Review the listing and copy each line that holds the word "متصل".

* Data entries *
◇ ◇ ◇
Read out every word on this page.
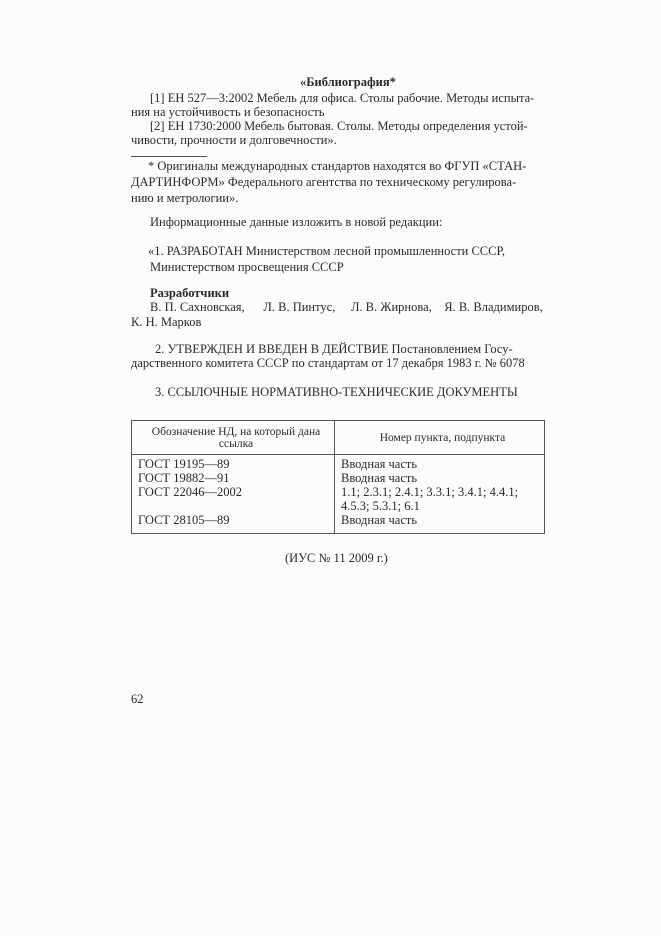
«Библиография*
[1] ЕН 527—3:2002 Мебель для офиса. Столы рабочие. Методы испыта-
ния на устойчивость и безопасность
[2] ЕН 1730:2000 Мебель бытовая. Столы. Методы определения устой-
чивости, прочности и долговечности».
* Оригиналы международных стандартов находятся во ФГУП «СТАН-
ДАРТИНФОРМ» Федерального агентства по техническому регулирова-
нию и метрологии».
Информационные данные изложить в новой редакции:
«1. РАЗРАБОТАН Министерством лесной промышленности СССР,
Министерством просвещения СССР
Разработчики
В. П. Сахновская,      Л. В. Пинтус,     Л. В. Жирнова,    Я. В. Владимиров,
К. Н. Марков
2. УТВЕРЖДЕН И ВВЕДЕН В ДЕЙСТВИЕ Постановлением Госу-
дарственного комитета СССР по стандартам от 17 декабря 1983 г. № 6078
3. ССЫЛОЧНЫЕ НОРМАТИВНО-ТЕХНИЧЕСКИЕ ДОКУМЕНТЫ
Обозначение НД, на который дана ссылка	Номер пункта, подпункта
ГОСТ 19195—89	Вводная часть
ГОСТ 19882—91	Вводная часть
ГОСТ 22046—2002	1.1; 2.3.1; 2.4.1; 3.3.1; 3.4.1; 4.4.1;
4.5.3; 5.3.1; 6.1
ГОСТ 28105—89	Вводная часть
(ИУС № 11 2009 г.)
62
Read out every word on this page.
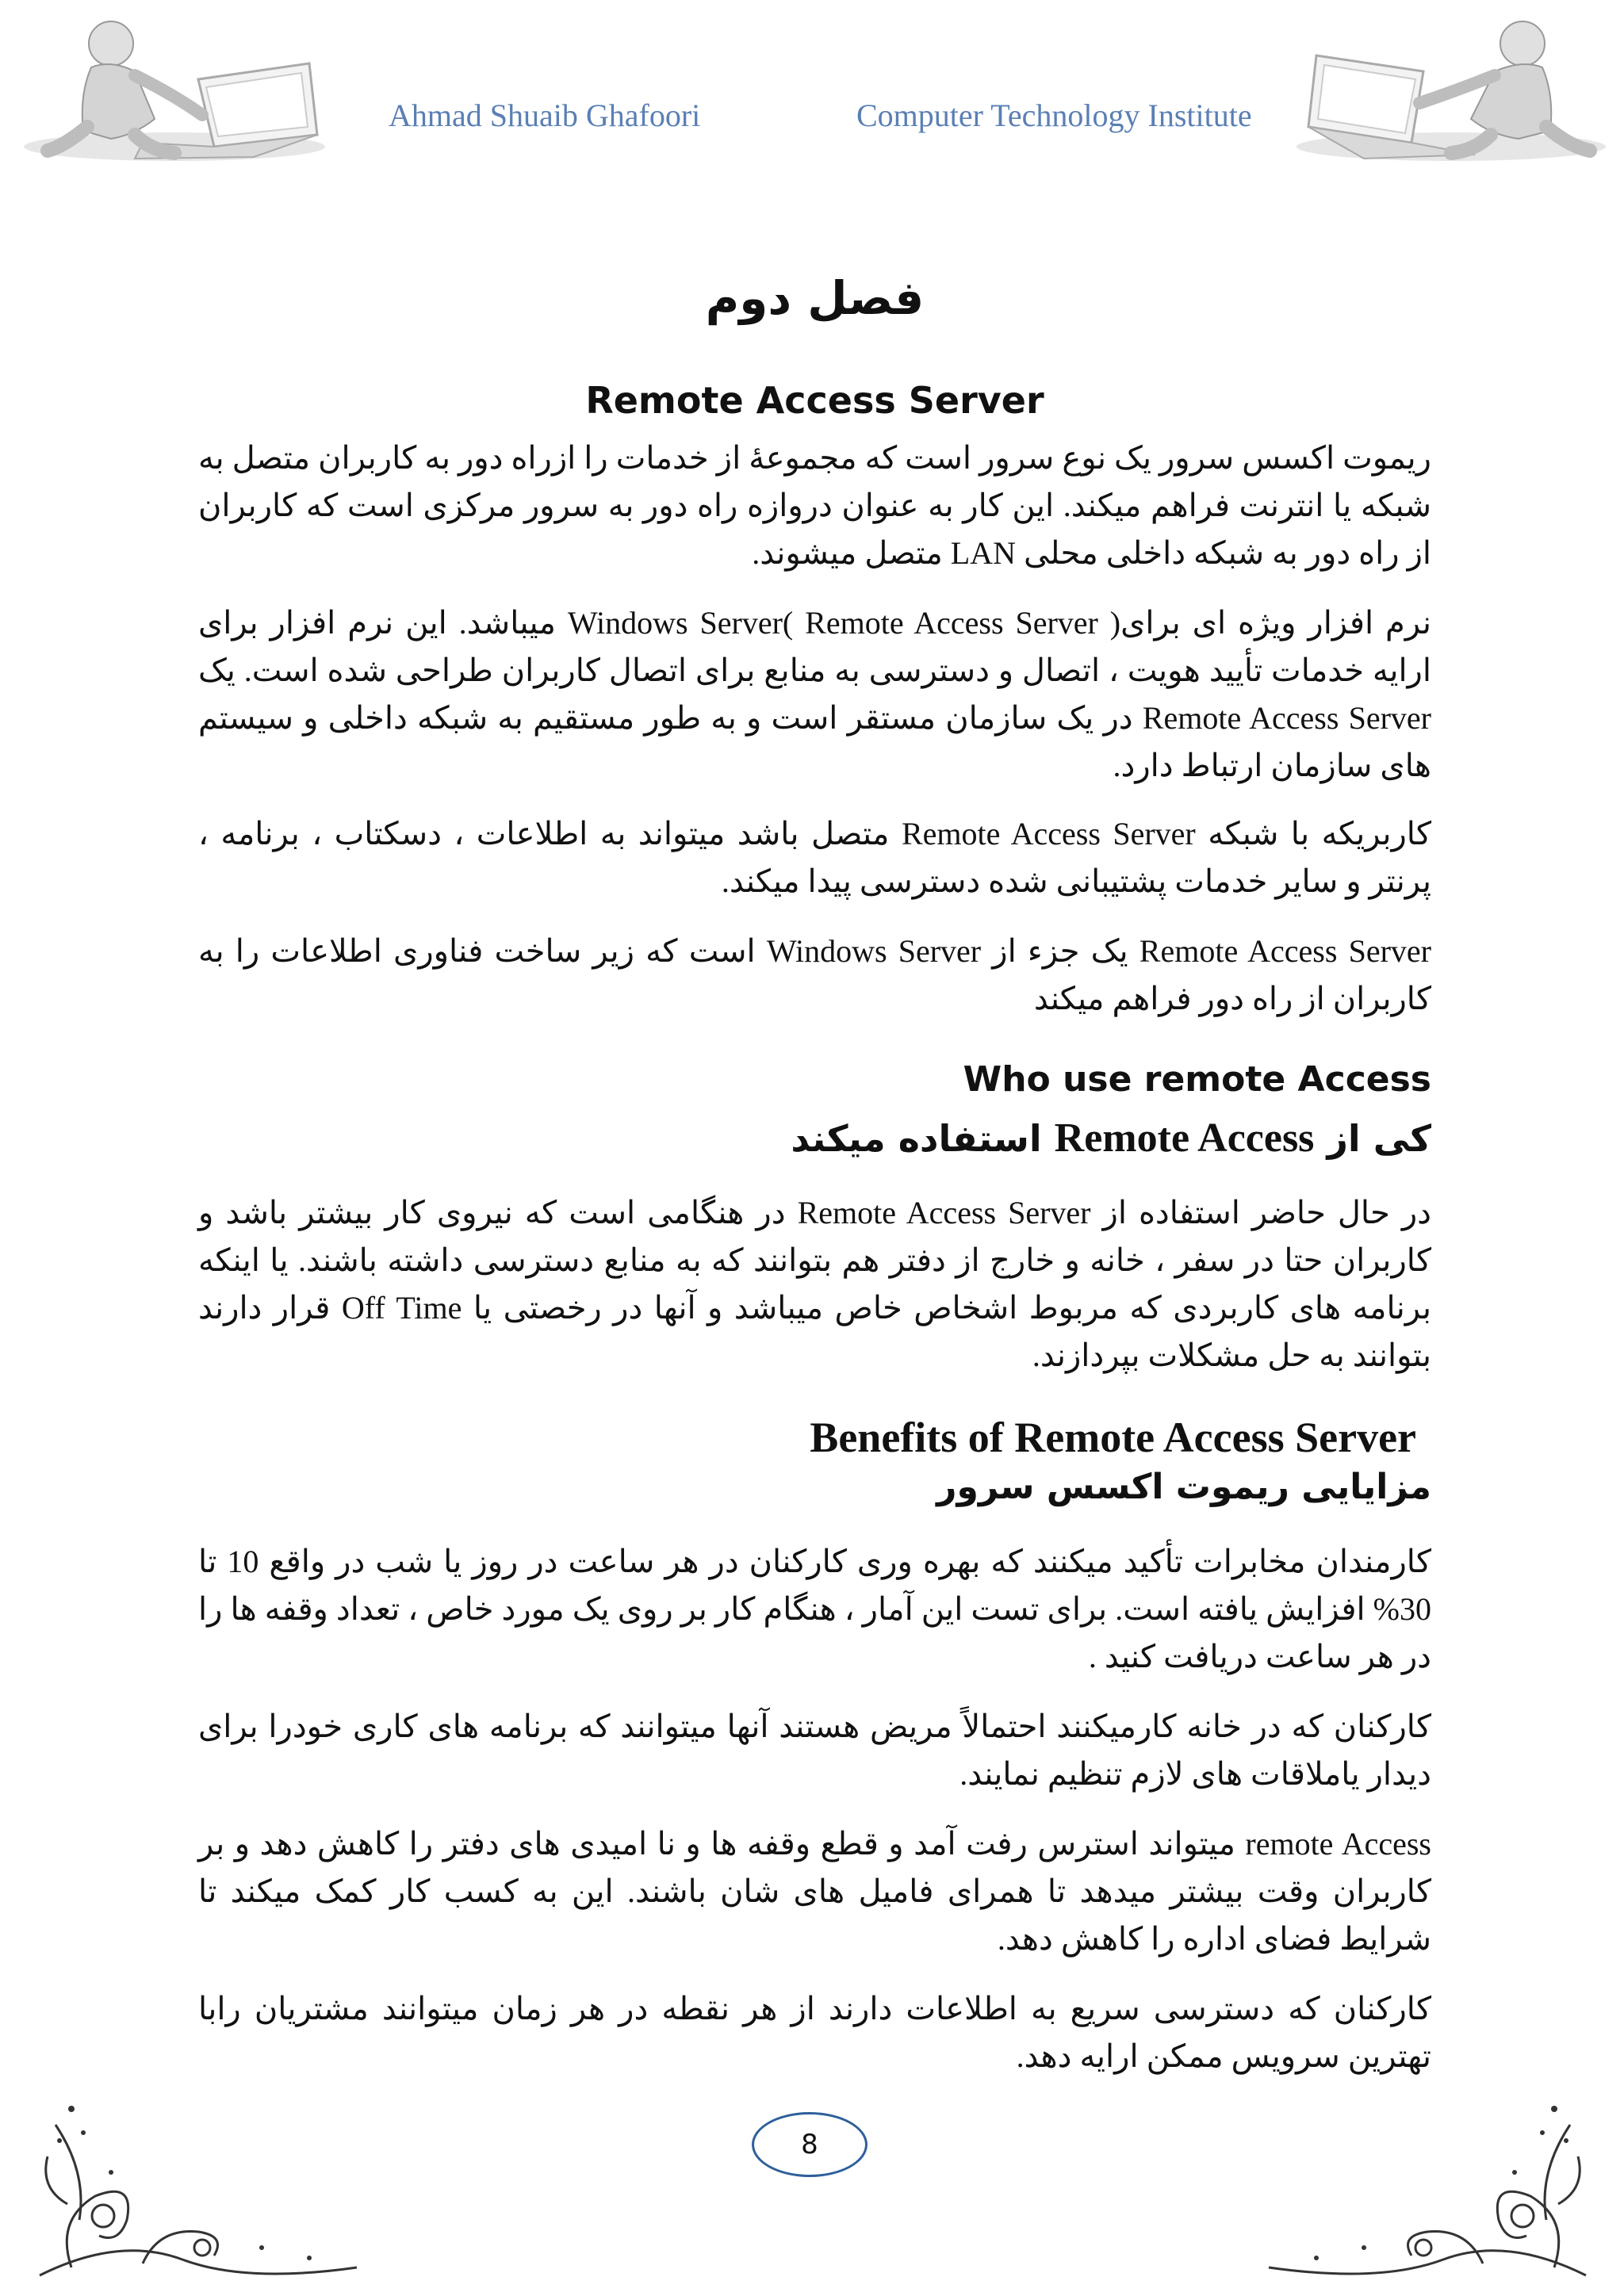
Ahmad Shuaib Ghafoori	Computer Technology Institute
فصل دوم
Remote Access Server

ریموت اکسس سرور یک نوع سرور است که مجموعۀ از خدمات را ازراه دور به کاربران متصل به شبکه یا انترنت فراهم میکند. این کار به عنوان دروازه راه دور به سرور مرکزی است که کاربران از راه دور به شبکه داخلی محلی LAN متصل میشوند.

نرم افزار ویژه ای برای( Remote Access Server )Windows Server میباشد. این نرم افزار برای ارایه خدمات تأیید هویت ، اتصال و دسترسی به منابع برای اتصال کاربران طراحی شده است. یک Remote Access Server در یک سازمان مستقر است و به طور مستقیم به شبکه داخلی و سیستم های سازمان ارتباط دارد.

کاربریکه با شبکه Remote Access Server متصل باشد میتواند به اطلاعات ، دسکتاب ، برنامه ، پرنتر و سایر خدمات پشتیبانی شده دسترسی پیدا میکند.

Remote Access Server یک جزء از Windows Server است که زیر ساخت فناوری اطلاعات را به کاربران از راه دور فراهم میکند

Who use remote Access
کی از Remote Access استفاده میکند

در حال حاضر استفاده از Remote Access Server در هنگامی است که نیروی کار بیشتر باشد و کاربران حتا در سفر ، خانه و خارج از دفتر هم بتوانند که به منابع دسترسی داشته باشند. یا اینکه برنامه های کاربردی که مربوط اشخاص خاص میباشد و آنها در رخصتی یا Off Time قرار دارند بتوانند به حل مشکلات بپردازند.

Benefits of Remote Access Server
مزایایی ریموت اکسس سرور

کارمندان مخابرات تأکید میکنند که بهره وری کارکنان در هر ساعت در روز یا شب در واقع 10 تا 30% افزایش یافته است. برای تست این آمار ، هنگام کار بر روی یک مورد خاص ، تعداد وقفه ها را در هر ساعت دریافت کنید .

کارکنان که در خانه کارمیکنند احتمالاً مریض هستند آنها میتوانند که برنامه های کاری خودرا برای دیدار یاملاقات های لازم تنظیم نمایند.

remote Access میتواند استرس رفت آمد و قطع وقفه ها و نا امیدی های دفتر را کاهش دهد و بر کاربران وقت بیشتر میدهد تا همرای فامیل های شان باشند. این به کسب کار کمک میکند تا شرایط فضای اداره را کاهش دهد.

کارکنان که دسترسی سریع به اطلاعات دارند از هر نقطه در هر زمان میتوانند مشتریان رابا تهترین سرویس ممکن ارایه دهد.

8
◇ ◇ ◇
* TASK RESULT *
ریموت اکسس سرور یک نوع سرور است که مجموعۀ از خدمات را ازراه دور به کاربران متصل به شبکه یا انترنت فراهم میکند. این کار به عنوان دروازه راه دور به سرور مرکزی است که کاربران از راه دور به شبکه داخلی محلی LAN متصل میشوند.
کاربریکه با شبکه Remote Access Server متصل باشد میتواند به اطلاعات ، دسکتاب ، برنامه ، پرنتر و سایر خدمات پشتیبانی شده دسترسی پیدا میکند.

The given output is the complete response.